## REQUEST
Only the number is wanted: how many lines of the data contain "with"?

## RECORDS SUPPLIED
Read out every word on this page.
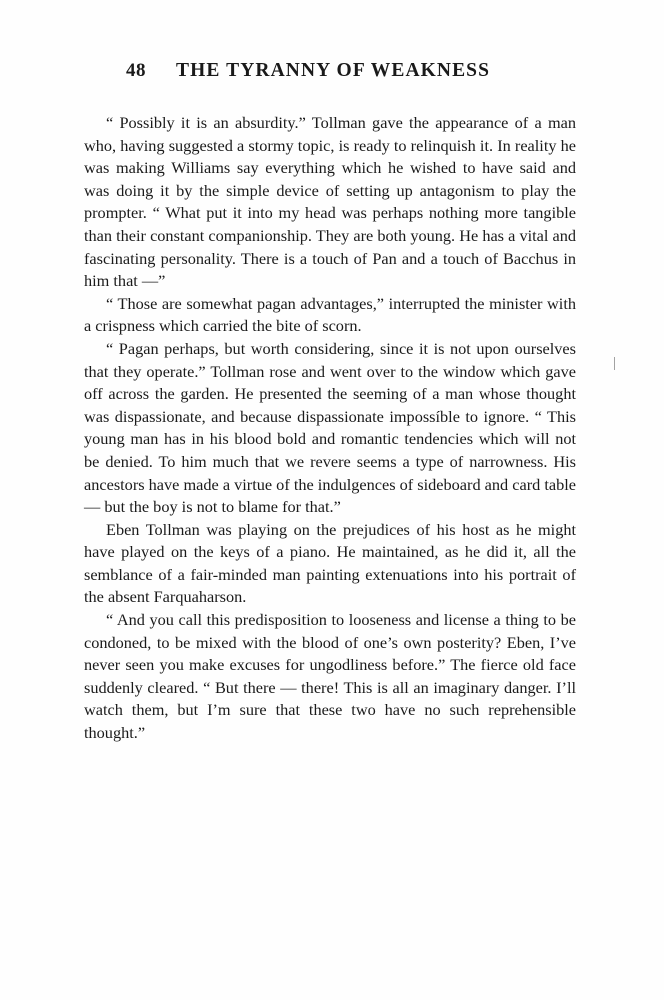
48 THE TYRANNY OF WEAKNESS

“ Possibly it is an absurdity.” Tollman gave the appearance of a man who, having suggested a stormy topic, is ready to relinquish it. In reality he was making Williams say everything which he wished to have said and was doing it by the simple device of setting up antagonism to play the prompter. “ What put it into my head was perhaps nothing more tangible than their constant companionship. They are both young. He has a vital and fascinating personality. There is a touch of Pan and a touch of Bacchus in him that —”

“ Those are somewhat pagan advantages,” interrupted the minister with a crispness which carried the bite of scorn.

“ Pagan perhaps, but worth considering, since it is not upon ourselves that they operate.” Tollman rose and went over to the window which gave off across the garden. He presented the seeming of a man whose thought was dispassionate, and because dispassionate impossíble to ignore. “ This young man has in his blood bold and romantic tendencies which will not be denied. To him much that we revere seems a type of narrowness. His ancestors have made a virtue of the indulgences of sideboard and card table — but the boy is not to blame for that.”

Eben Tollman was playing on the prejudices of his host as he might have played on the keys of a piano. He maintained, as he did it, all the semblance of a fair-minded man painting extenuations into his portrait of the absent Farquaharson.

“ And you call this predisposition to looseness and license a thing to be condoned, to be mixed with the blood of one’s own posterity? Eben, I’ve never seen you make excuses for ungodliness before.” The fierce old face suddenly cleared. “ But there — there! This is all an imaginary danger. I’ll watch them, but I’m sure that these two have no such reprehensible thought.”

## TASK SOLUTION
2